> WORK TO DO:
Select the lines that hold the word "Ἐπιπλέκειν" and copy each one.

> MATERIAL PROVIDED:
────────
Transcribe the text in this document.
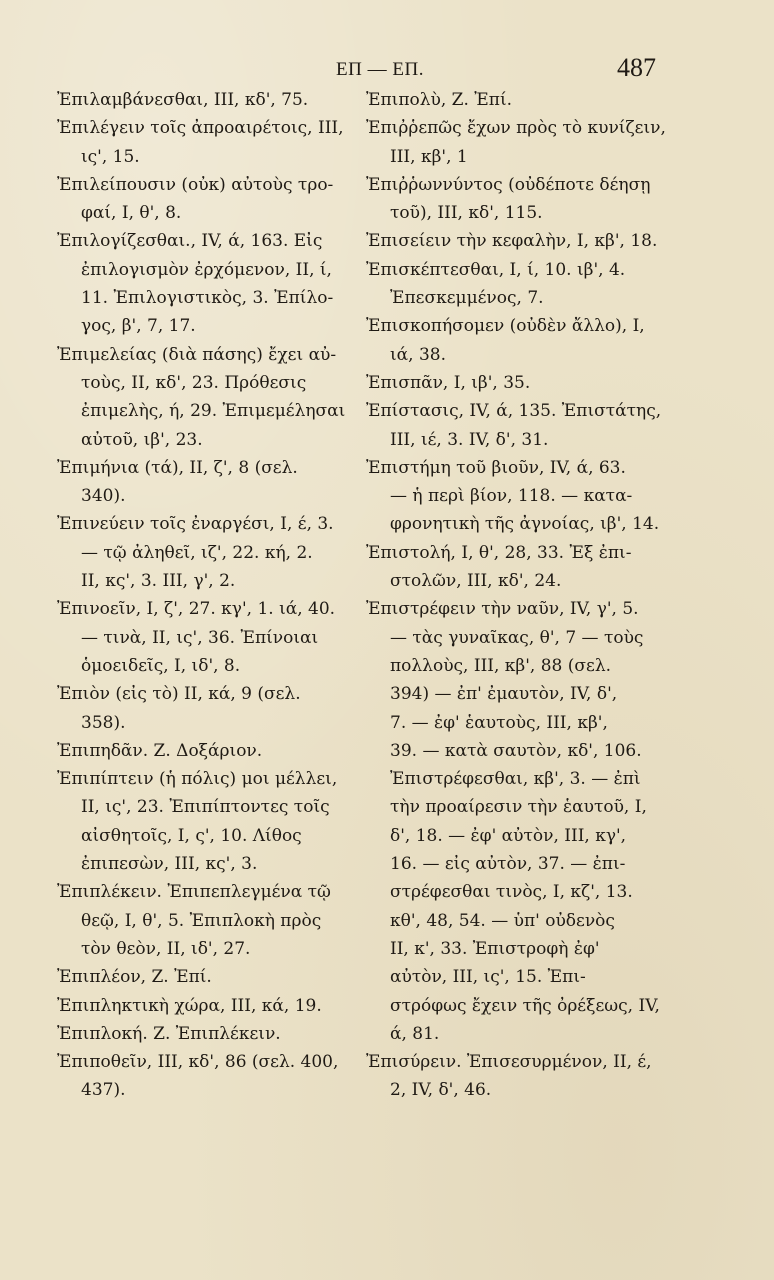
ΕΠ — ΕΠ.	487
Ἐπιλαμβάνεσθαι, III, κδ', 75.
Ἐπιλέγειν τοῖς ἀπροαιρέτοις, III,
ις', 15.
Ἐπιλείπουσιν (οὐκ) αὐτοὺς τρο-
φαί, I, θ', 8.
Ἐπιλογίζεσθαι., IV, ά, 163. Εἰς
ἐπιλογισμὸν ἐρχόμενον, II, ί,
11. Ἐπιλογιστικὸς, 3. Ἐπίλο-
γος, β', 7, 17.
Ἐπιμελείας (διὰ πάσης) ἔχει αὐ-
τοὺς, II, κδ', 23. Πρόθεσις
ἐπιμελὴς, ή, 29. Ἐπιμεμέλησαι
αὐτοῦ, ιβ', 23.
Ἐπιμήνια (τά), II, ζ', 8 (σελ.
340).
Ἐπινεύειν τοῖς ἐναργέσι, I, έ, 3.
— τῷ ἀληθεῖ, ιζ', 22. κή, 2.
II, κς', 3. III, γ', 2.
Ἐπινοεῖν, I, ζ', 27. κγ', 1. ιά, 40.
— τινὰ, II, ις', 36. Ἐπίνοιαι
ὁμοειδεῖς, I, ιδ', 8.
Ἐπιὸν (εἰς τὸ) II, κά, 9 (σελ.
358).
Ἐπιπηδᾶν. Ζ. Δοξάριον.
Ἐπιπίπτειν (ἡ πόλις) μοι μέλλει,
II, ις', 23. Ἐπιπίπτοντες τοῖς
αἰσθητοῖς, I, ς', 10. Λίθος
ἐπιπεσὼν, III, κς', 3.
Ἐπιπλέκειν. Ἐπιπεπλεγμένα τῷ
θεῷ, I, θ', 5. Ἐπιπλοκὴ πρὸς
τὸν θεὸν, II, ιδ', 27.
Ἐπιπλέον, Ζ. Ἐπί.
Ἐπιπληκτικὴ χώρα, III, κά, 19.
Ἐπιπλοκή. Ζ. Ἐπιπλέκειν.
Ἐπιποθεῖν, III, κδ', 86 (σελ. 400,
437).
Ἐπιπολὺ, Ζ. Ἐπί.
Ἐπιῤῥεπῶς ἔχων πρὸς τὸ κυνίζειν,
III, κβ', 1
Ἐπιῤῥωννύντος (οὐδέποτε δέησῃ
τοῦ), III, κδ', 115.
Ἐπισείειν τὴν κεφαλὴν, I, κβ', 18.
Ἐπισκέπτεσθαι, I, ί, 10. ιβ', 4.
Ἐπεσκεμμένος, 7.
Ἐπισκοπήσομεν (οὐδὲν ἄλλο), I,
ιά, 38.
Ἐπισπᾶν, I, ιβ', 35.
Ἐπίστασις, IV, ά, 135. Ἐπιστάτης,
III, ιέ, 3. IV, δ', 31.
Ἐπιστήμη τοῦ βιοῦν, IV, ά, 63.
— ἡ περὶ βίον, 118. — κατα-
φρονητικὴ τῆς ἀγνοίας, ιβ', 14.
Ἐπιστολή, I, θ', 28, 33. Ἐξ ἐπι-
στολῶν, III, κδ', 24.
Ἐπιστρέφειν τὴν ναῦν, IV, γ', 5.
— τὰς γυναῖκας, θ', 7 — τοὺς
πολλοὺς, III, κβ', 88 (σελ.
394) — ἐπ' ἐμαυτὸν, IV, δ',
7. — ἐφ' ἑαυτοὺς, III, κβ',
39. — κατὰ σαυτὸν, κδ', 106.
Ἐπιστρέφεσθαι, κβ', 3. — ἐπὶ
τὴν προαίρεσιν τὴν ἑαυτοῦ, I,
δ', 18. — ἐφ' αὐτὸν, III, κγ',
16. — εἰς αὐτὸν, 37. — ἐπι-
στρέφεσθαι τινὸς, I, κζ', 13.
κθ', 48, 54. — ὑπ' οὐδενὸς
II, κ', 33. Ἐπιστροφὴ ἐφ'
αὐτὸν, III, ις', 15. Ἐπι-
στρόφως ἔχειν τῆς ὀρέξεως, IV,
ά, 81.
Ἐπισύρειν. Ἐπισεσυρμένον, II, έ,
2, IV, δ', 46.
────────
> THE RESPONSE:
Ἐπιπλέκειν. Ἐπιπεπλεγμένα τῷ
Ἐπιπλοκή. Ζ. Ἐπιπλέκειν.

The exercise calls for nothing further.